BRIEF ->
Search the records for "content" and copy each line that holds it.

Collected data ->
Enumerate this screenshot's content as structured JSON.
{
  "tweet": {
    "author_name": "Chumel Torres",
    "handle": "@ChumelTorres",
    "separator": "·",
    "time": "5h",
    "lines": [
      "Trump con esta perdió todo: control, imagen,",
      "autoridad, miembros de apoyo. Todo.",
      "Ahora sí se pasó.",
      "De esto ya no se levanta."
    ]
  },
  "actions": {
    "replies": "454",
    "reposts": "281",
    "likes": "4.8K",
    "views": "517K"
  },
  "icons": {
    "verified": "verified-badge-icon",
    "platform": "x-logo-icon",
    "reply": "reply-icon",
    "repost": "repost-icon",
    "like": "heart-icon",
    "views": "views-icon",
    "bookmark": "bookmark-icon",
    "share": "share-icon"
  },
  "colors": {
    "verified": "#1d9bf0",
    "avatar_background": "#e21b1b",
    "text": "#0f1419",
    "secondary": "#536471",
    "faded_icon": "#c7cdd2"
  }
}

---

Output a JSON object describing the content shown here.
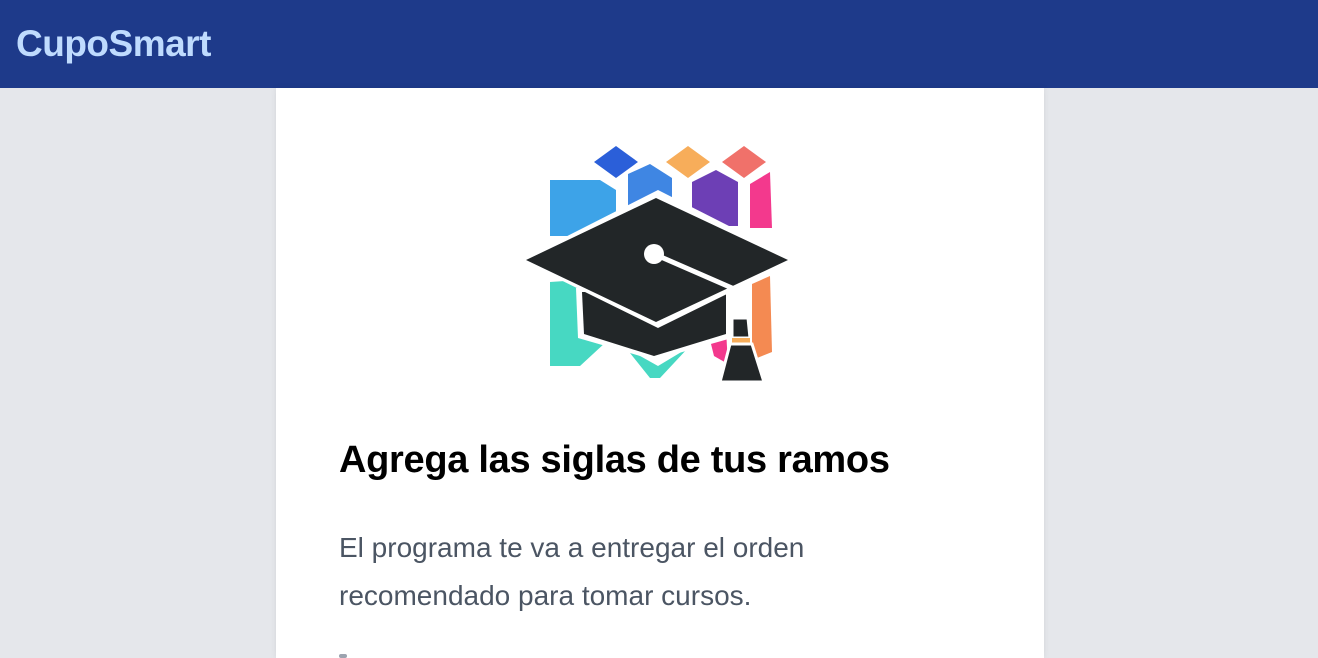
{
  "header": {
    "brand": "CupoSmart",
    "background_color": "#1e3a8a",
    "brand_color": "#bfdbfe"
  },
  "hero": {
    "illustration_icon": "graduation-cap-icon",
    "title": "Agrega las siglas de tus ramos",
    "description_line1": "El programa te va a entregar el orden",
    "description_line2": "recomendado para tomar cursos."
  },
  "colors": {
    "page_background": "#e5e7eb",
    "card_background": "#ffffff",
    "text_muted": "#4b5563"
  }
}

SOLUTION ->
Enumerate this screenshot's content as structured JSON.
Output a JSON object describing the content shown here.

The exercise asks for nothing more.